_PROBLEM DETAILS:_ Search the material for the string "Module" and copy each line where it occurs.

_INFORMATION SUPPLIED:_
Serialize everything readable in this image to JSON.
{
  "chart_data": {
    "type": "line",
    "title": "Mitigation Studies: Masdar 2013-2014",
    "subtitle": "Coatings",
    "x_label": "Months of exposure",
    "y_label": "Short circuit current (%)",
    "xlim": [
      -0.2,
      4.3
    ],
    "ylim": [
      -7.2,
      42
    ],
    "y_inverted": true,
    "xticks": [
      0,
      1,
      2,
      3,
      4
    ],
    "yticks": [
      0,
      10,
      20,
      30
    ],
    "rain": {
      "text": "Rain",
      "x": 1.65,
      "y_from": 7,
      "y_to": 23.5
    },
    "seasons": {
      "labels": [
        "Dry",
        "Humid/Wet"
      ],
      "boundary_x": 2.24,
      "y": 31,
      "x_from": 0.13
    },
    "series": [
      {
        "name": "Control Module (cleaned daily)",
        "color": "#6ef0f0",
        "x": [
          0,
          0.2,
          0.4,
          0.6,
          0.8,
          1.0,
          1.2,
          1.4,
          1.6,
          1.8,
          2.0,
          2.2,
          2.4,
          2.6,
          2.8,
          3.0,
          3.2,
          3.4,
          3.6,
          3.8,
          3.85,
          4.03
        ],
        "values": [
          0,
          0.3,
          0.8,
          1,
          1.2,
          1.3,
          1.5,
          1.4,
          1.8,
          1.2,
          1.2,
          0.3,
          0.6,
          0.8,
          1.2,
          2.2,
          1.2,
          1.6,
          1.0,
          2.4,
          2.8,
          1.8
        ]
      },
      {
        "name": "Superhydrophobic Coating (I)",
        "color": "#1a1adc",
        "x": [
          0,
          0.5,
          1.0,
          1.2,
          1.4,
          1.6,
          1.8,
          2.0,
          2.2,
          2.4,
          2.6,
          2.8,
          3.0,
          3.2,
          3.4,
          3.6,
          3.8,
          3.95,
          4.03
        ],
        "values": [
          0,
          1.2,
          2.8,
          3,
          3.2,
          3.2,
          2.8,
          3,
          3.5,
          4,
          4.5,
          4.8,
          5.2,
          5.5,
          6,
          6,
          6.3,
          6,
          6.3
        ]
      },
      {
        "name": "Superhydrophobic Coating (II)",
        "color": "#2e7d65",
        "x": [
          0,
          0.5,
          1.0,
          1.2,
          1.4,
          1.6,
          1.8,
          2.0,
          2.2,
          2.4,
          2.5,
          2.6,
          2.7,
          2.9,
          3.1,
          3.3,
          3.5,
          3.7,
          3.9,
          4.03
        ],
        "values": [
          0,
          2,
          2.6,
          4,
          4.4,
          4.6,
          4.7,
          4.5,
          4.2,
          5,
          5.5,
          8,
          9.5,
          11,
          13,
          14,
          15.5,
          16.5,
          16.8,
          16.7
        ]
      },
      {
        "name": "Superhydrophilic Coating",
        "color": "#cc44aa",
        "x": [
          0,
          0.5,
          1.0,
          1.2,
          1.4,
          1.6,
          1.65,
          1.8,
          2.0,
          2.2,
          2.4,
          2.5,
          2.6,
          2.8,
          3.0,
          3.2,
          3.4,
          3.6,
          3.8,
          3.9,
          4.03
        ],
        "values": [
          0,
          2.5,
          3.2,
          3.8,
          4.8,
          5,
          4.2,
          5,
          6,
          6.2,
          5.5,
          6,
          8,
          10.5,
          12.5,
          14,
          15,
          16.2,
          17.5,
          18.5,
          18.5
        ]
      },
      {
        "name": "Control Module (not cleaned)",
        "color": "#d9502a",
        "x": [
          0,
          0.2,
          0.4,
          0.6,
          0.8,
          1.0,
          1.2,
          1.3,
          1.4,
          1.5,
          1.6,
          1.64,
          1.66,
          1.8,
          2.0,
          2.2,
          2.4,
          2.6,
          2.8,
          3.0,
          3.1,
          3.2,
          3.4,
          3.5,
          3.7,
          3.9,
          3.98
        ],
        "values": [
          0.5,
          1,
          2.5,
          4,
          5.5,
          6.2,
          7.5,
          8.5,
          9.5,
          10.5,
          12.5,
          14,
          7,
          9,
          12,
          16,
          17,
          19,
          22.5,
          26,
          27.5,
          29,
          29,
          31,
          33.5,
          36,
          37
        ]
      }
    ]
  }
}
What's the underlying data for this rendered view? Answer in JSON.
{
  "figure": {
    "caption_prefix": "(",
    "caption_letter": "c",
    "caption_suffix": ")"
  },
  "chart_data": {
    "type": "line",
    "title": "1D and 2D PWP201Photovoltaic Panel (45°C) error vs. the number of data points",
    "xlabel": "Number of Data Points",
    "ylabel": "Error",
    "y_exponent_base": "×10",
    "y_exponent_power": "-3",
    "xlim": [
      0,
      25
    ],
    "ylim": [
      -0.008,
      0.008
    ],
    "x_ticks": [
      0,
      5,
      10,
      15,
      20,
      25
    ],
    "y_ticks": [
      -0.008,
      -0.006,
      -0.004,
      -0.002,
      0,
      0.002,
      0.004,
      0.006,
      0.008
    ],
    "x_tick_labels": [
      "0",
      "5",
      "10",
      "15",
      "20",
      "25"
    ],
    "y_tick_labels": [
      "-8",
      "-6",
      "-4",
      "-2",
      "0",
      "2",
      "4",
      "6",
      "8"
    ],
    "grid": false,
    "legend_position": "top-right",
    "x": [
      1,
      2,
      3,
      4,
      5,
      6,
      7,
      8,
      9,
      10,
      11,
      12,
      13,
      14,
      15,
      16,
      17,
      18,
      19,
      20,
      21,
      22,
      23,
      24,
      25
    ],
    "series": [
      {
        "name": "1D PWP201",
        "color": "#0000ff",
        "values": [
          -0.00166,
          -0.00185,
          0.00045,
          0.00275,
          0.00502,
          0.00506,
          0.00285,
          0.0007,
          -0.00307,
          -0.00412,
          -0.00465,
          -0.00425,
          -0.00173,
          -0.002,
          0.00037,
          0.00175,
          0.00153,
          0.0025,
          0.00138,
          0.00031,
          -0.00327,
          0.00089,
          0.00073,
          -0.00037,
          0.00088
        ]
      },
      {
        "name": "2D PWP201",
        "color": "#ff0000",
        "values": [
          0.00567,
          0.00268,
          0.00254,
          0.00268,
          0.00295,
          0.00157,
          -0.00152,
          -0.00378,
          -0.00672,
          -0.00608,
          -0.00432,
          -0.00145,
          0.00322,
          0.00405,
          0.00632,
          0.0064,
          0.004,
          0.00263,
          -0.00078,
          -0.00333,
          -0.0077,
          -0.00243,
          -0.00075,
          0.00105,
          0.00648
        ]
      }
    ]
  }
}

_RESULT OF THIS EXERCISE:_
        "name": "Control Module (cleaned daily)",
        "name": "Control Module (not cleaned)",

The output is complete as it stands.